◆ **WORK TO COMPLETE**: Can you find the lines of the listing that include "document" and copy every one?

Saved data entries:
◆ ◆ ◆ ◆
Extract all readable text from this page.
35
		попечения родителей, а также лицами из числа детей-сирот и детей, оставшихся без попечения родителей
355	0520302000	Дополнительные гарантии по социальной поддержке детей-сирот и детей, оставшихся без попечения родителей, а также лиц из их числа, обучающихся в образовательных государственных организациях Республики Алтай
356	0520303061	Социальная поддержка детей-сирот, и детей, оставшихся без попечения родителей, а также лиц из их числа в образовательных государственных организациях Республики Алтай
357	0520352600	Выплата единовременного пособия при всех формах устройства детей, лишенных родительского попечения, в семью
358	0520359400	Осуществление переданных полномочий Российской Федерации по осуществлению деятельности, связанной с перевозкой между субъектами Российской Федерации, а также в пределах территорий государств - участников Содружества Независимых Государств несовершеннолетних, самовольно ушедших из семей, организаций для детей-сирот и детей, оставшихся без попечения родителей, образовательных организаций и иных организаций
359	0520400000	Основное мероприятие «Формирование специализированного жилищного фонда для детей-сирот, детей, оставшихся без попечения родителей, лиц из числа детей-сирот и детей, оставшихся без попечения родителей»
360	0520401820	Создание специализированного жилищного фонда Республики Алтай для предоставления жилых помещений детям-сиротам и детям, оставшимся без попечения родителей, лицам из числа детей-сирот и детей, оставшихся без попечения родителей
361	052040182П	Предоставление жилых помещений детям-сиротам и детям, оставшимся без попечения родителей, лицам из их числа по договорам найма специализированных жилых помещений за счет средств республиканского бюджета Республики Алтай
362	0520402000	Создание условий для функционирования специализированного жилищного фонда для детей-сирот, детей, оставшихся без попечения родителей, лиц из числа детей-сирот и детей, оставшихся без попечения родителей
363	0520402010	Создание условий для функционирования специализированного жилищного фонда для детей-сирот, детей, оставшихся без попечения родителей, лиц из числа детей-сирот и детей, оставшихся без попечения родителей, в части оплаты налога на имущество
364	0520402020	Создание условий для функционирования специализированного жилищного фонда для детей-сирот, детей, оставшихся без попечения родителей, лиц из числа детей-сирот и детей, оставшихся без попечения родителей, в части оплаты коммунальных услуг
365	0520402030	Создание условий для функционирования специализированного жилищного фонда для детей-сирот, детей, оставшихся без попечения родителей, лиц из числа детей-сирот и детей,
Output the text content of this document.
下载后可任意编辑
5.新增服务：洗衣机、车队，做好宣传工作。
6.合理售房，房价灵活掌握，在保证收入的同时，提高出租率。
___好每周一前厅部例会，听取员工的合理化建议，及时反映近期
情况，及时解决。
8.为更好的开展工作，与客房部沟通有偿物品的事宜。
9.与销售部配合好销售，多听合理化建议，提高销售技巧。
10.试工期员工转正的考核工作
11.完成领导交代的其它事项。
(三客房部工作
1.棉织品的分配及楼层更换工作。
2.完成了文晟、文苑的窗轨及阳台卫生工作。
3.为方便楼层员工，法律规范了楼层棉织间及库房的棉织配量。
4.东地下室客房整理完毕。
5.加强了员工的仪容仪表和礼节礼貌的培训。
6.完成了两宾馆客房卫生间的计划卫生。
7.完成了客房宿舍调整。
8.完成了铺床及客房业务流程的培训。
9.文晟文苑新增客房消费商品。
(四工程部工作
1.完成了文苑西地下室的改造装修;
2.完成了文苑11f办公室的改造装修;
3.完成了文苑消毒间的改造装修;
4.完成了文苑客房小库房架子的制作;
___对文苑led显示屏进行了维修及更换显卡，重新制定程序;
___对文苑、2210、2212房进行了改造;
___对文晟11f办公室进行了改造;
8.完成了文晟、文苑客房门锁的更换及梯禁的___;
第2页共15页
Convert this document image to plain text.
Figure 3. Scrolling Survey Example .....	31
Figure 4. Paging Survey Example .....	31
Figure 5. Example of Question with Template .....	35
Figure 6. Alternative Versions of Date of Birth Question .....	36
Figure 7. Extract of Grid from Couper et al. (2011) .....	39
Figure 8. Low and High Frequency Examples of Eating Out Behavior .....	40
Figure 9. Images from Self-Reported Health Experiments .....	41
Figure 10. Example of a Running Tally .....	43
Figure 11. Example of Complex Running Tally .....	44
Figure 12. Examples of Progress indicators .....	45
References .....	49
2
◆ ◆ ◆ ◆
◆ **SOLUTION TO THE EXERCISE**:
Output the text content of this document.
Convert this document image to plain text.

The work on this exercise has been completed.